Give a verbatim copy of the lines below, minus the pictures.

* Items from a figure collection
* * * * * * * * *

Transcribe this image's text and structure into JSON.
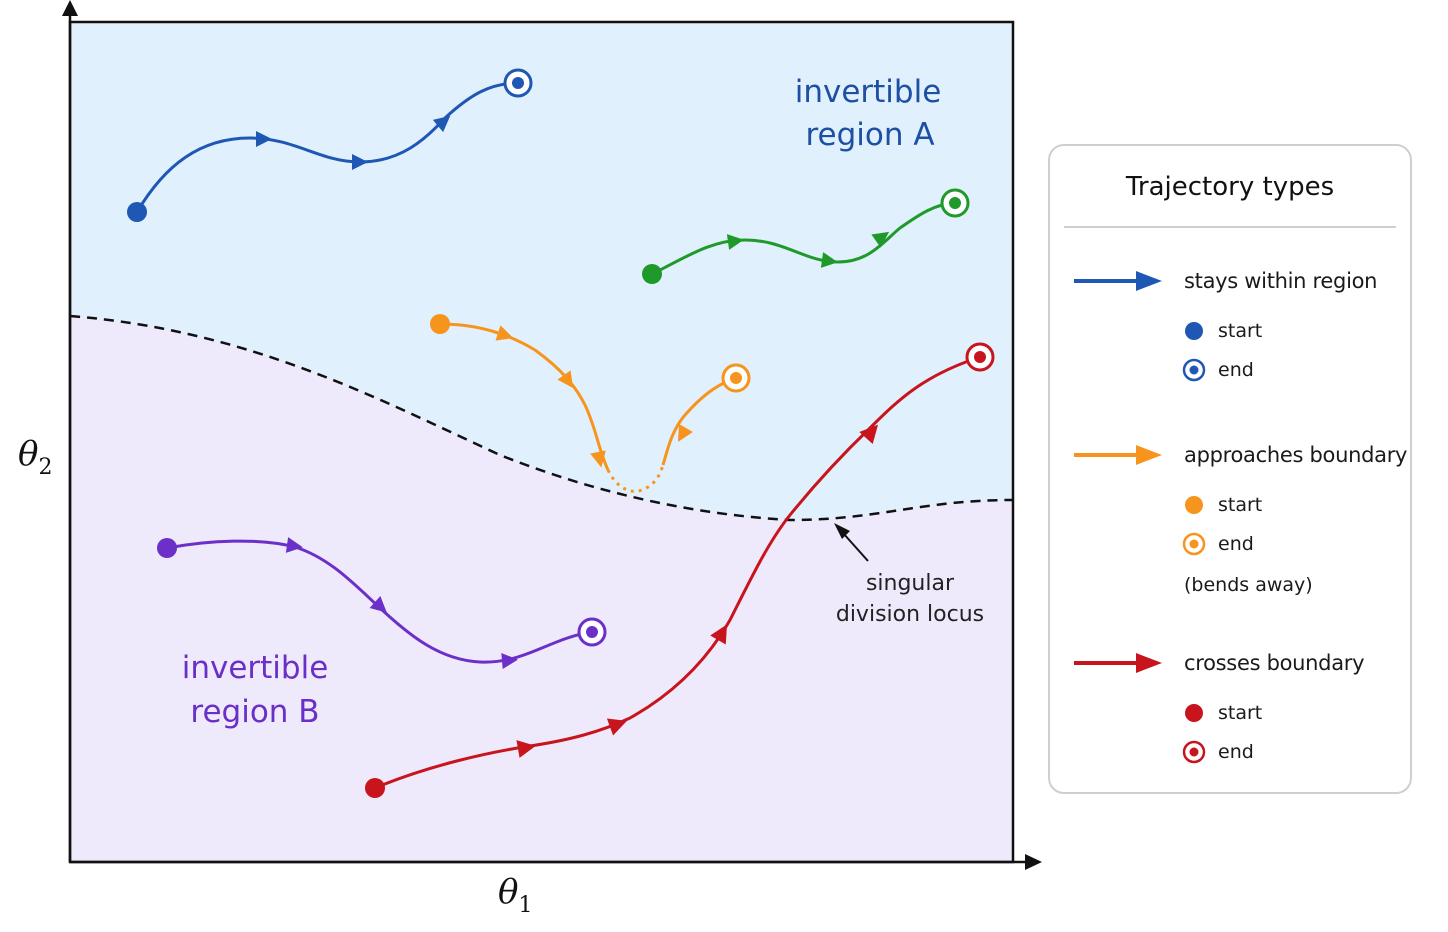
{
  "regions": {
    "a_label_line1": "invertible",
    "a_label_line2": "region A",
    "b_label_line1": "invertible",
    "b_label_line2": "region B",
    "a_color": "#1d4fa3",
    "b_color": "#6a2fc7",
    "a_fill": "#e1f0fd",
    "b_fill": "#efeafb"
  },
  "axes": {
    "x_symbol": "θ",
    "x_subscript": "1",
    "y_symbol": "θ",
    "y_subscript": "2"
  },
  "boundary": {
    "label_line1": "singular",
    "label_line2": "division locus"
  },
  "trajectory_colors": {
    "blue": "#1f57b4",
    "green": "#1f9a2a",
    "orange": "#f7941d",
    "purple": "#6c2fc8",
    "red": "#c8141c"
  },
  "legend": {
    "title": "Trajectory types",
    "groups": [
      {
        "label": "stays within region",
        "color": "#1f57b4",
        "start_label": "start",
        "end_label": "end",
        "note": ""
      },
      {
        "label": "approaches boundary",
        "color": "#f7941d",
        "start_label": "start",
        "end_label": "end",
        "note": "(bends away)"
      },
      {
        "label": "crosses boundary",
        "color": "#c8141c",
        "start_label": "start",
        "end_label": "end",
        "note": ""
      }
    ]
  }
}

* * * * * * * * *

* Solution to this task
Transcribe this image's text and structure into JSON.
{
  "regions": {
    "a_label_line1": "invertible",
    "a_label_line2": "region A",
    "b_label_line1": "invertible",
    "b_label_line2": "region B",
    "a_color": "#1d4fa3",
    "b_color": "#6a2fc7",
    "a_fill": "#e1f0fd",
    "b_fill": "#efeafb"
  },
  "axes": {
    "x_symbol": "θ",
    "x_subscript": "1",
    "y_symbol": "θ",
    "y_subscript": "2"
  },
  "boundary": {
    "label_line1": "singular",
    "label_line2": "division locus"
  },
  "trajectory_colors": {
    "blue": "#1f57b4",
    "green": "#1f9a2a",
    "orange": "#f7941d",
    "purple": "#6c2fc8",
    "red": "#c8141c"
  },
  "legend": {
    "title": "Trajectory types",
    "groups": [
      {
        "label": "stays within region",
        "color": "#1f57b4",
        "start_label": "start",
        "end_label": "end",
        "note": ""
      },
      {
        "label": "approaches boundary",
        "color": "#f7941d",
        "start_label": "start",
        "end_label": "end",
        "note": "(bends away)"
      },
      {
        "label": "crosses boundary",
        "color": "#c8141c",
        "start_label": "start",
        "end_label": "end",
        "note": ""
      }
    ]
  }
}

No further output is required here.